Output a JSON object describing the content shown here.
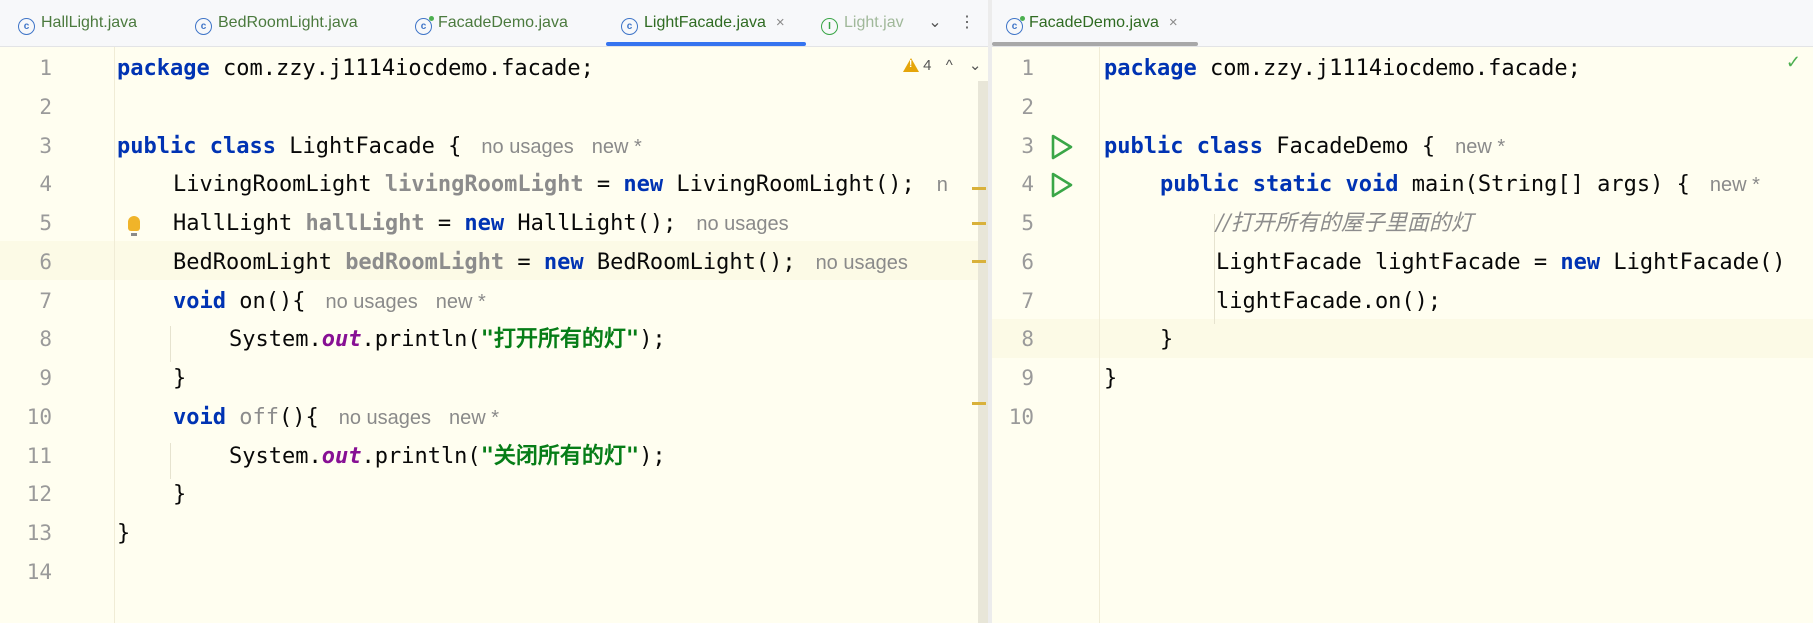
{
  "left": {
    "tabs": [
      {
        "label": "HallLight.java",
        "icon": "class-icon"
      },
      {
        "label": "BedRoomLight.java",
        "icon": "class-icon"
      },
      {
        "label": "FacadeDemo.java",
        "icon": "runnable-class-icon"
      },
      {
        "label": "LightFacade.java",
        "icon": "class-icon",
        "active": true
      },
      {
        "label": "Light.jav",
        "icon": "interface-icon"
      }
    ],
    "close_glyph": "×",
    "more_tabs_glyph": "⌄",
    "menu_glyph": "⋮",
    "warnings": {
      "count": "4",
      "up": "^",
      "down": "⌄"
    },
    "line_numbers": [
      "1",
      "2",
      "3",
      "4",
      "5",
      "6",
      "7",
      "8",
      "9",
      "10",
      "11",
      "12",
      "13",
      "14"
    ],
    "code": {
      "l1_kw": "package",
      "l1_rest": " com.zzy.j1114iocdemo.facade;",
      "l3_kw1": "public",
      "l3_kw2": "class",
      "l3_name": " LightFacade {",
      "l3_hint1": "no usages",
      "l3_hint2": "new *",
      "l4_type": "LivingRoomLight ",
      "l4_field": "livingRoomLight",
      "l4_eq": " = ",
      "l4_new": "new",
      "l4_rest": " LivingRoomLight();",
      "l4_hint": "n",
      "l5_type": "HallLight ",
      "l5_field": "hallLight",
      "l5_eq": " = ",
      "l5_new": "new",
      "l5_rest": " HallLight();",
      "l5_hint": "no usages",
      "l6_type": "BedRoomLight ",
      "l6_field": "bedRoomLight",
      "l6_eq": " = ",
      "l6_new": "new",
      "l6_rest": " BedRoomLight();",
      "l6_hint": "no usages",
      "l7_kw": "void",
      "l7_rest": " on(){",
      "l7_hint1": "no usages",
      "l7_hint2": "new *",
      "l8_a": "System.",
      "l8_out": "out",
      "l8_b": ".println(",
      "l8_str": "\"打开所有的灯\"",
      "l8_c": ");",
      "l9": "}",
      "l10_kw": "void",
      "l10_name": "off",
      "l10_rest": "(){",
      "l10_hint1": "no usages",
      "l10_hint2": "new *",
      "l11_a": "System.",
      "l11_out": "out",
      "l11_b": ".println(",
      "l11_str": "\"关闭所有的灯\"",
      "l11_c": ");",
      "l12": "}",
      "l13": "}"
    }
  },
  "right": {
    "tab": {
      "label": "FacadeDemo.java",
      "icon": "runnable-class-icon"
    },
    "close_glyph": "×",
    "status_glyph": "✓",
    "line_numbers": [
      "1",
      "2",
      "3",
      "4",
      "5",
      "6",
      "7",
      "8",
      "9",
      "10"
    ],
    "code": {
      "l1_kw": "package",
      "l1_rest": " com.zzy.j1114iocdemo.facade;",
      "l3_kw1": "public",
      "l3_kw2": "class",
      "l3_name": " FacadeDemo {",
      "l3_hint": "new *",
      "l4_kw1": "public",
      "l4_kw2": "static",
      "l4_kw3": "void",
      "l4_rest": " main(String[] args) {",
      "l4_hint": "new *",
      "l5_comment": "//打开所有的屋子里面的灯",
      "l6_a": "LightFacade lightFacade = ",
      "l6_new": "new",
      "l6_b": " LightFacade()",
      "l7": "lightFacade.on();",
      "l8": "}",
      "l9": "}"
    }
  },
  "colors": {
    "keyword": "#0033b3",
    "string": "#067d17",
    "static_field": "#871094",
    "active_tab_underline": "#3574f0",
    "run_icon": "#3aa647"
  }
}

- WORK INSTRUCTIONS
Without the pictures, extract every entry verbatim.

- RESULT OF THE TASK
Output a JSON object describing the content shown here.
{
  "left": {
    "tabs": [
      {
        "label": "HallLight.java",
        "icon": "class-icon"
      },
      {
        "label": "BedRoomLight.java",
        "icon": "class-icon"
      },
      {
        "label": "FacadeDemo.java",
        "icon": "runnable-class-icon"
      },
      {
        "label": "LightFacade.java",
        "icon": "class-icon",
        "active": true
      },
      {
        "label": "Light.jav",
        "icon": "interface-icon"
      }
    ],
    "close_glyph": "×",
    "more_tabs_glyph": "⌄",
    "menu_glyph": "⋮",
    "warnings": {
      "count": "4",
      "up": "^",
      "down": "⌄"
    },
    "line_numbers": [
      "1",
      "2",
      "3",
      "4",
      "5",
      "6",
      "7",
      "8",
      "9",
      "10",
      "11",
      "12",
      "13",
      "14"
    ],
    "code": {
      "l1_kw": "package",
      "l1_rest": " com.zzy.j1114iocdemo.facade;",
      "l3_kw1": "public",
      "l3_kw2": "class",
      "l3_name": " LightFacade {",
      "l3_hint1": "no usages",
      "l3_hint2": "new *",
      "l4_type": "LivingRoomLight ",
      "l4_field": "livingRoomLight",
      "l4_eq": " = ",
      "l4_new": "new",
      "l4_rest": " LivingRoomLight();",
      "l4_hint": "n",
      "l5_type": "HallLight ",
      "l5_field": "hallLight",
      "l5_eq": " = ",
      "l5_new": "new",
      "l5_rest": " HallLight();",
      "l5_hint": "no usages",
      "l6_type": "BedRoomLight ",
      "l6_field": "bedRoomLight",
      "l6_eq": " = ",
      "l6_new": "new",
      "l6_rest": " BedRoomLight();",
      "l6_hint": "no usages",
      "l7_kw": "void",
      "l7_rest": " on(){",
      "l7_hint1": "no usages",
      "l7_hint2": "new *",
      "l8_a": "System.",
      "l8_out": "out",
      "l8_b": ".println(",
      "l8_str": "\"打开所有的灯\"",
      "l8_c": ");",
      "l9": "}",
      "l10_kw": "void",
      "l10_name": "off",
      "l10_rest": "(){",
      "l10_hint1": "no usages",
      "l10_hint2": "new *",
      "l11_a": "System.",
      "l11_out": "out",
      "l11_b": ".println(",
      "l11_str": "\"关闭所有的灯\"",
      "l11_c": ");",
      "l12": "}",
      "l13": "}"
    }
  },
  "right": {
    "tab": {
      "label": "FacadeDemo.java",
      "icon": "runnable-class-icon"
    },
    "close_glyph": "×",
    "status_glyph": "✓",
    "line_numbers": [
      "1",
      "2",
      "3",
      "4",
      "5",
      "6",
      "7",
      "8",
      "9",
      "10"
    ],
    "code": {
      "l1_kw": "package",
      "l1_rest": " com.zzy.j1114iocdemo.facade;",
      "l3_kw1": "public",
      "l3_kw2": "class",
      "l3_name": " FacadeDemo {",
      "l3_hint": "new *",
      "l4_kw1": "public",
      "l4_kw2": "static",
      "l4_kw3": "void",
      "l4_rest": " main(String[] args) {",
      "l4_hint": "new *",
      "l5_comment": "//打开所有的屋子里面的灯",
      "l6_a": "LightFacade lightFacade = ",
      "l6_new": "new",
      "l6_b": " LightFacade()",
      "l7": "lightFacade.on();",
      "l8": "}",
      "l9": "}"
    }
  },
  "colors": {
    "keyword": "#0033b3",
    "string": "#067d17",
    "static_field": "#871094",
    "active_tab_underline": "#3574f0",
    "run_icon": "#3aa647"
  }
}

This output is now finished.